**Dataset records:**

-*-

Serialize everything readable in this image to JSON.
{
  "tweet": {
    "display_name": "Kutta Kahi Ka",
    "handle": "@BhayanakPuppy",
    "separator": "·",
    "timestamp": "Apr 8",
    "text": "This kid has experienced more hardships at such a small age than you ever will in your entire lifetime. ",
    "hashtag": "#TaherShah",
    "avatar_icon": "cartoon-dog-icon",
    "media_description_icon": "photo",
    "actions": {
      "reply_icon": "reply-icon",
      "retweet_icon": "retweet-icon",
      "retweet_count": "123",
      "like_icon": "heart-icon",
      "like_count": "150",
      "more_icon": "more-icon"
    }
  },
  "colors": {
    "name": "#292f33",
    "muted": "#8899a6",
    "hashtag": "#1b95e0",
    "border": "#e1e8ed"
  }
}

-*-

From the data above, extract every line in its exact form.

**Answer:**
Serialize everything readable in this image to JSON.
{
  "tweet": {
    "display_name": "Kutta Kahi Ka",
    "handle": "@BhayanakPuppy",
    "separator": "·",
    "timestamp": "Apr 8",
    "text": "This kid has experienced more hardships at such a small age than you ever will in your entire lifetime. ",
    "hashtag": "#TaherShah",
    "avatar_icon": "cartoon-dog-icon",
    "media_description_icon": "photo",
    "actions": {
      "reply_icon": "reply-icon",
      "retweet_icon": "retweet-icon",
      "retweet_count": "123",
      "like_icon": "heart-icon",
      "like_count": "150",
      "more_icon": "more-icon"
    }
  },
  "colors": {
    "name": "#292f33",
    "muted": "#8899a6",
    "hashtag": "#1b95e0",
    "border": "#e1e8ed"
  }
}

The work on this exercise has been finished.